Reproduce each line that includes the word "giới".

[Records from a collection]
(begin)

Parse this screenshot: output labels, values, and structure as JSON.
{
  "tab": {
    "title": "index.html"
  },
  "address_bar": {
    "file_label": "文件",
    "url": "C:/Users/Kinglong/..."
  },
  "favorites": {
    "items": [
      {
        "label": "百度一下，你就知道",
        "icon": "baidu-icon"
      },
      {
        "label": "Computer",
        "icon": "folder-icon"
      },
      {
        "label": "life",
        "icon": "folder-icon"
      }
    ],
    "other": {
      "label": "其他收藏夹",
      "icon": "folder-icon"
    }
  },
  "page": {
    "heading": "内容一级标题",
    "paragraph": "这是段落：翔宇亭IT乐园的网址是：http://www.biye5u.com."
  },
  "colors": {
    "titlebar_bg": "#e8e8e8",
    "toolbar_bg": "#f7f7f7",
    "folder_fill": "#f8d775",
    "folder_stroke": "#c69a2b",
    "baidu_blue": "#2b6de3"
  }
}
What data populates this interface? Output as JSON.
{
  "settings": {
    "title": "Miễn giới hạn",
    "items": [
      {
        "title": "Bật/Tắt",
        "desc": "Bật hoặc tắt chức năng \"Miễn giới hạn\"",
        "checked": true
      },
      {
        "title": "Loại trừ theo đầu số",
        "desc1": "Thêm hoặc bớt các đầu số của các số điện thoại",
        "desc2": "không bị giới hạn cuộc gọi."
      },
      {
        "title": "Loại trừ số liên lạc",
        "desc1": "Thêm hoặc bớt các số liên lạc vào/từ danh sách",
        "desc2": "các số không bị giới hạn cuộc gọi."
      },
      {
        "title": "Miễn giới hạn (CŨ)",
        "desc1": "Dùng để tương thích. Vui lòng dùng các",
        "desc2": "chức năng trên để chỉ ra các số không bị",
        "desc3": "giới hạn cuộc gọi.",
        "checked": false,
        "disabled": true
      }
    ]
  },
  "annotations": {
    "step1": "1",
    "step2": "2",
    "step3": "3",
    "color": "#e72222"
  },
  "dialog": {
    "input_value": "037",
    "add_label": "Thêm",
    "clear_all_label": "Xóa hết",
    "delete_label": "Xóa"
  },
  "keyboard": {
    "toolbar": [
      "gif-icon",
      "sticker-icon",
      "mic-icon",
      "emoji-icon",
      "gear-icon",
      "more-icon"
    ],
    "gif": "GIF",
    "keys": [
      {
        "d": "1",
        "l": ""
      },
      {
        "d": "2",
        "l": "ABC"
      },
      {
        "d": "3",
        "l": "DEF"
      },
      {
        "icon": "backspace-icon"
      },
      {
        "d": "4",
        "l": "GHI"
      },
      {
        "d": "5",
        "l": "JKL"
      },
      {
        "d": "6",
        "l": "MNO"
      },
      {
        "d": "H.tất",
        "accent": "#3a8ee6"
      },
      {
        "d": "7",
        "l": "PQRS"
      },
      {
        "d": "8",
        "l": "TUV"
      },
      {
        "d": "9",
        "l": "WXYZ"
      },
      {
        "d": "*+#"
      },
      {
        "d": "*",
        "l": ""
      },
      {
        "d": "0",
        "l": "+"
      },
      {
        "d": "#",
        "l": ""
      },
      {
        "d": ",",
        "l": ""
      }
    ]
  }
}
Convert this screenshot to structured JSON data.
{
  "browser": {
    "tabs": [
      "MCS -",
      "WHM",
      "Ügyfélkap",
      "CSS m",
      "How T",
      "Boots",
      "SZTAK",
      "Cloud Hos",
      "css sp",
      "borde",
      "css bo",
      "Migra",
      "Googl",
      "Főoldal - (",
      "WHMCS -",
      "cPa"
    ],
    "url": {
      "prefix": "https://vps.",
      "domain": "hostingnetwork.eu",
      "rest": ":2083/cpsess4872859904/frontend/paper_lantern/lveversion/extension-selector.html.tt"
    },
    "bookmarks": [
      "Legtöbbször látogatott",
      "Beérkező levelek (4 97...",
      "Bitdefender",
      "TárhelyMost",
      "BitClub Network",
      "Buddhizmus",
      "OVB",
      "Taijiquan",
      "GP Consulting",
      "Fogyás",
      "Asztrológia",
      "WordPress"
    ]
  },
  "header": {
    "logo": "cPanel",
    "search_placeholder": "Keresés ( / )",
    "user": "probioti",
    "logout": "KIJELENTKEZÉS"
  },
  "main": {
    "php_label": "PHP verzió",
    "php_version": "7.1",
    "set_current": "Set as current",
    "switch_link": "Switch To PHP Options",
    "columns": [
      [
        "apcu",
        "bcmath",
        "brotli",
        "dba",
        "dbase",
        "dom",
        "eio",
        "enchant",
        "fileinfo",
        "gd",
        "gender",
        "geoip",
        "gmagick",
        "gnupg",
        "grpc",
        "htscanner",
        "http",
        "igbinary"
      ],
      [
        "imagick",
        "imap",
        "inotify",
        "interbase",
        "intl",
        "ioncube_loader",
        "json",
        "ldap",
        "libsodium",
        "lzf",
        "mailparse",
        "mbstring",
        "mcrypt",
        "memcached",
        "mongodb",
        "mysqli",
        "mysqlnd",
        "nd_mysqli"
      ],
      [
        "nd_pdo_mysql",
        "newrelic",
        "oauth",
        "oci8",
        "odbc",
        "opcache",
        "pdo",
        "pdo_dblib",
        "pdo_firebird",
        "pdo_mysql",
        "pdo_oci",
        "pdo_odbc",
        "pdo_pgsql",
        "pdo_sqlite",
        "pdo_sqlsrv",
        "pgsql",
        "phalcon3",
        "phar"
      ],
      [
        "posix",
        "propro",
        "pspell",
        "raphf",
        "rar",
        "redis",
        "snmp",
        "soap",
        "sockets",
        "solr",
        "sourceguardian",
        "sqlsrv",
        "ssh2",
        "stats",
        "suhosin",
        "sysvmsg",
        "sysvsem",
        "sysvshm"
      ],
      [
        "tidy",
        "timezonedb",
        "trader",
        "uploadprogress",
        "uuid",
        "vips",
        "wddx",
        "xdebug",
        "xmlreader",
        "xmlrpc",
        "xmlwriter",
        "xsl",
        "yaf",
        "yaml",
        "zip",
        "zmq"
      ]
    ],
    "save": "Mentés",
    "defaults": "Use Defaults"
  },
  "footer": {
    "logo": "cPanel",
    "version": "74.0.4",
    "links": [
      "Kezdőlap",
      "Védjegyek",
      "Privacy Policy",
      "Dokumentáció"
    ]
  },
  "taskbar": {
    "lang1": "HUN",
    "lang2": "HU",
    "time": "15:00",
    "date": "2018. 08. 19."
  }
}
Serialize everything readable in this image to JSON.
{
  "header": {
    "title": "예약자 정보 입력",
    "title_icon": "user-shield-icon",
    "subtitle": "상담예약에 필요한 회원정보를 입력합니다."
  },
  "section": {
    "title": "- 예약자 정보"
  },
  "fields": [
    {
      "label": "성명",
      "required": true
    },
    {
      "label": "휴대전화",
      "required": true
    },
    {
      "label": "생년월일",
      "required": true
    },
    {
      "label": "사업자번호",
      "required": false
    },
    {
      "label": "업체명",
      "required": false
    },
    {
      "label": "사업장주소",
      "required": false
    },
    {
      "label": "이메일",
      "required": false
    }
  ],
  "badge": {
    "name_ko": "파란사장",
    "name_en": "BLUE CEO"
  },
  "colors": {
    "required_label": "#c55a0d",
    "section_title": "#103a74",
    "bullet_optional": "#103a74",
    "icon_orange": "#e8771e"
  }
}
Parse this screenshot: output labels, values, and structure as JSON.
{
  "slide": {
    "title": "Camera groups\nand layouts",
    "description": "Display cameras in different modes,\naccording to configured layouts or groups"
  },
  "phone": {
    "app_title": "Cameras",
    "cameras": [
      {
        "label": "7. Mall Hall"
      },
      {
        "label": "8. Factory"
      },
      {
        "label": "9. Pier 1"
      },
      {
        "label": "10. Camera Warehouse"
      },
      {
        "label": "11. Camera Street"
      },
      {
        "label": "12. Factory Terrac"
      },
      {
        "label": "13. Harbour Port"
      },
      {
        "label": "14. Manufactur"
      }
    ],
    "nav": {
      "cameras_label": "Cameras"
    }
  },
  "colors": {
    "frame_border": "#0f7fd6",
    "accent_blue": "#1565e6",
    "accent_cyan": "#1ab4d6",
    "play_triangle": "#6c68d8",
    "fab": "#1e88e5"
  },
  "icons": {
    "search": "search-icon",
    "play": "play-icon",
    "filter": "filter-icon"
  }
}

(end)

OUTPUT OF THE TASK —
    "title": "Miễn giới hạn",
        "desc": "Bật hoặc tắt chức năng \"Miễn giới hạn\"",
        "desc2": "không bị giới hạn cuộc gọi."
        "desc2": "các số không bị giới hạn cuộc gọi."
        "title": "Miễn giới hạn (CŨ)",
        "desc3": "giới hạn cuộc gọi.",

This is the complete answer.